◆ TASK TO CARRY OUT: Print the whole listing exactly.

## Start SUPPLIED RECORDS

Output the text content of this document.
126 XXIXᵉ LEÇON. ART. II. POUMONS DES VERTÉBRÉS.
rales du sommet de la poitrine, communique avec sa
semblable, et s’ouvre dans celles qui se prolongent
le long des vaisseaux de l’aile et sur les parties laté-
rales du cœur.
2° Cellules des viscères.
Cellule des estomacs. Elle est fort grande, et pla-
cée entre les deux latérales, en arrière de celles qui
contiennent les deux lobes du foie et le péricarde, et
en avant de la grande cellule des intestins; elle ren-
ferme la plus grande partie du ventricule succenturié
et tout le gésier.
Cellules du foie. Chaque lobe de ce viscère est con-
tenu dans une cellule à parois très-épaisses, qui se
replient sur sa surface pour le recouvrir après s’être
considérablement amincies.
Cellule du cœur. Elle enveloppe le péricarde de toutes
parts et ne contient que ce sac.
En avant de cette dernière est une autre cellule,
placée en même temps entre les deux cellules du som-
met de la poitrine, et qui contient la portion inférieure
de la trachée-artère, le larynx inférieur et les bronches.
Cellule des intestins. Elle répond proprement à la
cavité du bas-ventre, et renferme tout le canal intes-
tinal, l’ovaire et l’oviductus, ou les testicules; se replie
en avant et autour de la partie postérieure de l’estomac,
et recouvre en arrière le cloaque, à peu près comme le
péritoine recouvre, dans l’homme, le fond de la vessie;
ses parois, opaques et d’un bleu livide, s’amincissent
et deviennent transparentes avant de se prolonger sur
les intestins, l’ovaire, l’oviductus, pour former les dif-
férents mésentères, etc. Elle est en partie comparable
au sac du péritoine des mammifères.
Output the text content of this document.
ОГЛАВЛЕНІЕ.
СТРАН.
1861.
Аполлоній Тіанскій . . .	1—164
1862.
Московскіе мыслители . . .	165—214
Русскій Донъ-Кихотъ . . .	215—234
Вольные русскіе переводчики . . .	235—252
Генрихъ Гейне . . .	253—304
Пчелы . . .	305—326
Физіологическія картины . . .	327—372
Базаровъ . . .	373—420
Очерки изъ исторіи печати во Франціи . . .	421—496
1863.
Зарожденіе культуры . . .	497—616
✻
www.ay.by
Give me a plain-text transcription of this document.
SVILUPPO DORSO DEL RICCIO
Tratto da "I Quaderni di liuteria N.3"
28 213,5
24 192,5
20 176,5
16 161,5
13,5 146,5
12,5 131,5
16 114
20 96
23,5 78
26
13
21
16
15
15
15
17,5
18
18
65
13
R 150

## End SUPPLIED RECORDS

◆ RESPONSE BELOW:
Output the text content of this document.
126 XXIXᵉ LEÇON. ART. II. POUMONS DES VERTÉBRÉS.
rales du sommet de la poitrine, communique avec sa
semblable, et s’ouvre dans celles qui se prolongent
le long des vaisseaux de l’aile et sur les parties laté-
rales du cœur.
2° Cellules des viscères.
Cellule des estomacs. Elle est fort grande, et pla-
cée entre les deux latérales, en arrière de celles qui
contiennent les deux lobes du foie et le péricarde, et
en avant de la grande cellule des intestins; elle ren-
ferme la plus grande partie du ventricule succenturié
et tout le gésier.
Cellules du foie. Chaque lobe de ce viscère est con-
tenu dans une cellule à parois très-épaisses, qui se
replient sur sa surface pour le recouvrir après s’être
considérablement amincies.
Cellule du cœur. Elle enveloppe le péricarde de toutes
parts et ne contient que ce sac.
En avant de cette dernière est une autre cellule,
placée en même temps entre les deux cellules du som-
met de la poitrine, et qui contient la portion inférieure
de la trachée-artère, le larynx inférieur et les bronches.
Cellule des intestins. Elle répond proprement à la
cavité du bas-ventre, et renferme tout le canal intes-
tinal, l’ovaire et l’oviductus, ou les testicules; se replie
en avant et autour de la partie postérieure de l’estomac,
et recouvre en arrière le cloaque, à peu près comme le
péritoine recouvre, dans l’homme, le fond de la vessie;
ses parois, opaques et d’un bleu livide, s’amincissent
et deviennent transparentes avant de se prolonger sur
les intestins, l’ovaire, l’oviductus, pour former les dif-
férents mésentères, etc. Elle est en partie comparable
au sac du péritoine des mammifères.
Output the text content of this document.
ОГЛАВЛЕНІЕ.
СТРАН.
1861.
Аполлоній Тіанскій . . .	1—164
1862.
Московскіе мыслители . . .	165—214
Русскій Донъ-Кихотъ . . .	215—234
Вольные русскіе переводчики . . .	235—252
Генрихъ Гейне . . .	253—304
Пчелы . . .	305—326
Физіологическія картины . . .	327—372
Базаровъ . . .	373—420
Очерки изъ исторіи печати во Франціи . . .	421—496
1863.
Зарожденіе культуры . . .	497—616
✻
www.ay.by
Give me a plain-text transcription of this document.
SVILUPPO DORSO DEL RICCIO
Tratto da "I Quaderni di liuteria N.3"
28 213,5
24 192,5
20 176,5
16 161,5
13,5 146,5
12,5 131,5
16 114
20 96
23,5 78
26
13
21
16
15
15
15
17,5
18
18
65
13
R 150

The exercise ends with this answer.